** Start **

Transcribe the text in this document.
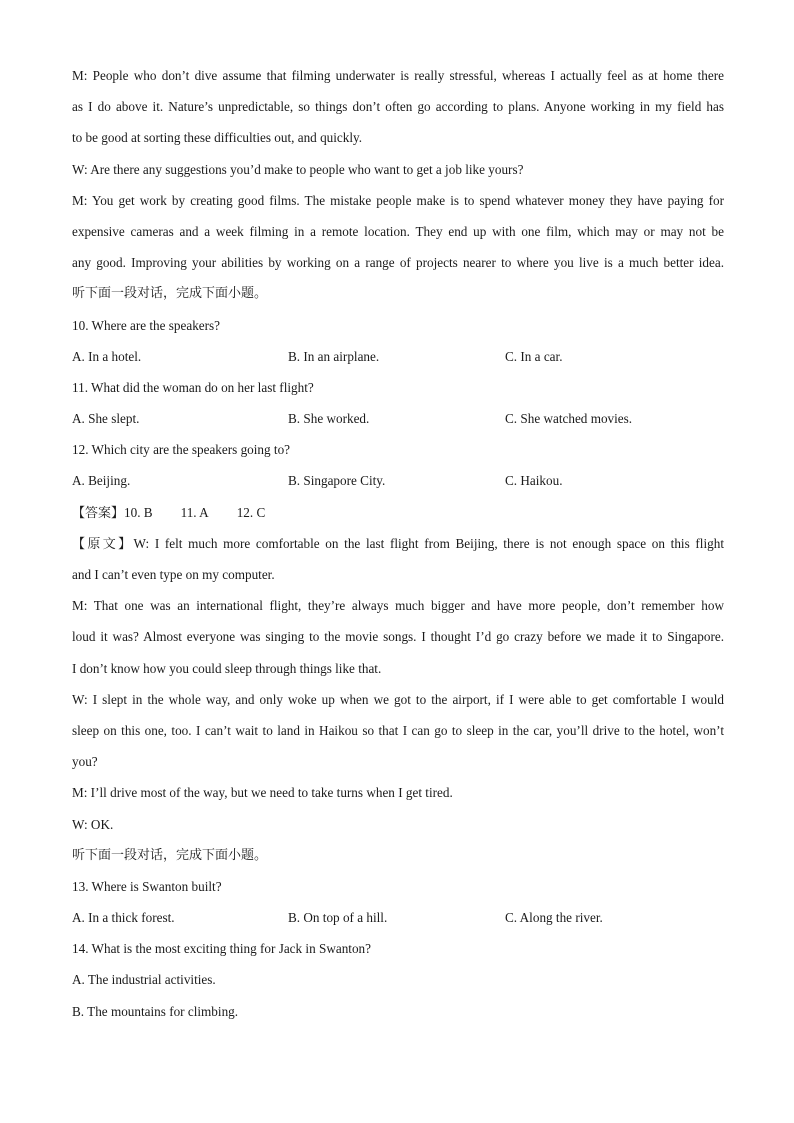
M: People who don’t dive assume that filming underwater is really stressful, whereas I actually feel as at home there
as I do above it. Nature’s unpredictable, so things don’t often go according to plans. Anyone working in my field has
to be good at sorting these difficulties out, and quickly.
W: Are there any suggestions you’d make to people who want to get a job like yours?
M: You get work by creating good films. The mistake people make is to spend whatever money they have paying for
expensive cameras and a week filming in a remote location. They end up with one film, which may or may not be
any good. Improving your abilities by working on a range of projects nearer to where you live is a much better idea.
听下面一段对话，完成下面小题。
10. Where are the speakers?
A. In a hotel.	B. In an airplane.	C. In a car.
11. What did the woman do on her last flight?
A. She slept.	B. She worked.	C. She watched movies.
12. Which city are the speakers going to?
A. Beijing.	B. Singapore City.	C. Haikou.
【答案】10. B 11. A 12. C
【原文】W: I felt much more comfortable on the last flight from Beijing, there is not enough space on this flight
and I can’t even type on my computer.
M: That one was an international flight, they’re always much bigger and have more people, don’t remember how
loud it was? Almost everyone was singing to the movie songs. I thought I’d go crazy before we made it to Singapore.
I don’t know how you could sleep through things like that.
W: I slept in the whole way, and only woke up when we got to the airport, if I were able to get comfortable I would
sleep on this one, too. I can’t wait to land in Haikou so that I can go to sleep in the car, you’ll drive to the hotel, won’t
you?
M: I’ll drive most of the way, but we need to take turns when I get tired.
W: OK.
听下面一段对话，完成下面小题。
13. Where is Swanton built?
A. In a thick forest.	B. On top of a hill.	C. Along the river.
14. What is the most exciting thing for Jack in Swanton?
A. The industrial activities.
B. The mountains for climbing.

** End **

• [GIVEN EXERCISE]: Give every line above again exactly, with no pictures.

• [FINISHED EXERCISE]:
Transcribe the text in this document.
M: People who don’t dive assume that filming underwater is really stressful, whereas I actually feel as at home there
as I do above it. Nature’s unpredictable, so things don’t often go according to plans. Anyone working in my field has
to be good at sorting these difficulties out, and quickly.
W: Are there any suggestions you’d make to people who want to get a job like yours?
M: You get work by creating good films. The mistake people make is to spend whatever money they have paying for
expensive cameras and a week filming in a remote location. They end up with one film, which may or may not be
any good. Improving your abilities by working on a range of projects nearer to where you live is a much better idea.
听下面一段对话，完成下面小题。
10. Where are the speakers?
A. In a hotel.	B. In an airplane.	C. In a car.
11. What did the woman do on her last flight?
A. She slept.	B. She worked.	C. She watched movies.
12. Which city are the speakers going to?
A. Beijing.	B. Singapore City.	C. Haikou.
【答案】10. B 11. A 12. C
【原文】W: I felt much more comfortable on the last flight from Beijing, there is not enough space on this flight
and I can’t even type on my computer.
M: That one was an international flight, they’re always much bigger and have more people, don’t remember how
loud it was? Almost everyone was singing to the movie songs. I thought I’d go crazy before we made it to Singapore.
I don’t know how you could sleep through things like that.
W: I slept in the whole way, and only woke up when we got to the airport, if I were able to get comfortable I would
sleep on this one, too. I can’t wait to land in Haikou so that I can go to sleep in the car, you’ll drive to the hotel, won’t
you?
M: I’ll drive most of the way, but we need to take turns when I get tired.
W: OK.
听下面一段对话，完成下面小题。
13. Where is Swanton built?
A. In a thick forest.	B. On top of a hill.	C. Along the river.
14. What is the most exciting thing for Jack in Swanton?
A. The industrial activities.
B. The mountains for climbing.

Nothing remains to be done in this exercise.